■ **Data for this task**:
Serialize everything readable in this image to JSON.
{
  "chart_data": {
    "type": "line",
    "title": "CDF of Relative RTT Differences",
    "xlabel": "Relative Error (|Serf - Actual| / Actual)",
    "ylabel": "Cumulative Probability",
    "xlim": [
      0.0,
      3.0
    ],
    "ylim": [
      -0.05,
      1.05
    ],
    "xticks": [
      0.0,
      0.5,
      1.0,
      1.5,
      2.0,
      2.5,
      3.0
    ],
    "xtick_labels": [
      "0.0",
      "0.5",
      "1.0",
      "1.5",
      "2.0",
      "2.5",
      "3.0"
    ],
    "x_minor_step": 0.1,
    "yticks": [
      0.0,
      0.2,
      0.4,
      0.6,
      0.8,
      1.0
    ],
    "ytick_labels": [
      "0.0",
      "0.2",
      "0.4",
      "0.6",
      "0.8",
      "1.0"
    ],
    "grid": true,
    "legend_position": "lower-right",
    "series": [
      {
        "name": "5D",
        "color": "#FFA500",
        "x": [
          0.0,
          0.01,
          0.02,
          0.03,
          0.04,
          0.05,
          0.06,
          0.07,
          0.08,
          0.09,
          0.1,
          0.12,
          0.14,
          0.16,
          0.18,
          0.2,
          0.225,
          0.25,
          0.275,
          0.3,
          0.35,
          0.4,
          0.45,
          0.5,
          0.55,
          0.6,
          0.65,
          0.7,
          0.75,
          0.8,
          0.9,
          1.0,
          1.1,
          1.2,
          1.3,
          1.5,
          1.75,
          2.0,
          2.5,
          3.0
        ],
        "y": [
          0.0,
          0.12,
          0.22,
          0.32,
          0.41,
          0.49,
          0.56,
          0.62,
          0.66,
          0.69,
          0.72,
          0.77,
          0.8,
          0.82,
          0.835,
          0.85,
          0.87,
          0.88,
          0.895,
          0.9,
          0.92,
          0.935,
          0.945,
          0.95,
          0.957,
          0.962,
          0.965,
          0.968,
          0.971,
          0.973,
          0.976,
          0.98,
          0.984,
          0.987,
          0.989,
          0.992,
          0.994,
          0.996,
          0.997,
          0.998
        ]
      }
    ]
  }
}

■ **Written problem**: Copy out each line of the material that holds the word "Relative".

■ **Result of this exercise**:
    "title": "CDF of Relative RTT Differences",
    "xlabel": "Relative Error (|Serf - Actual| / Actual)",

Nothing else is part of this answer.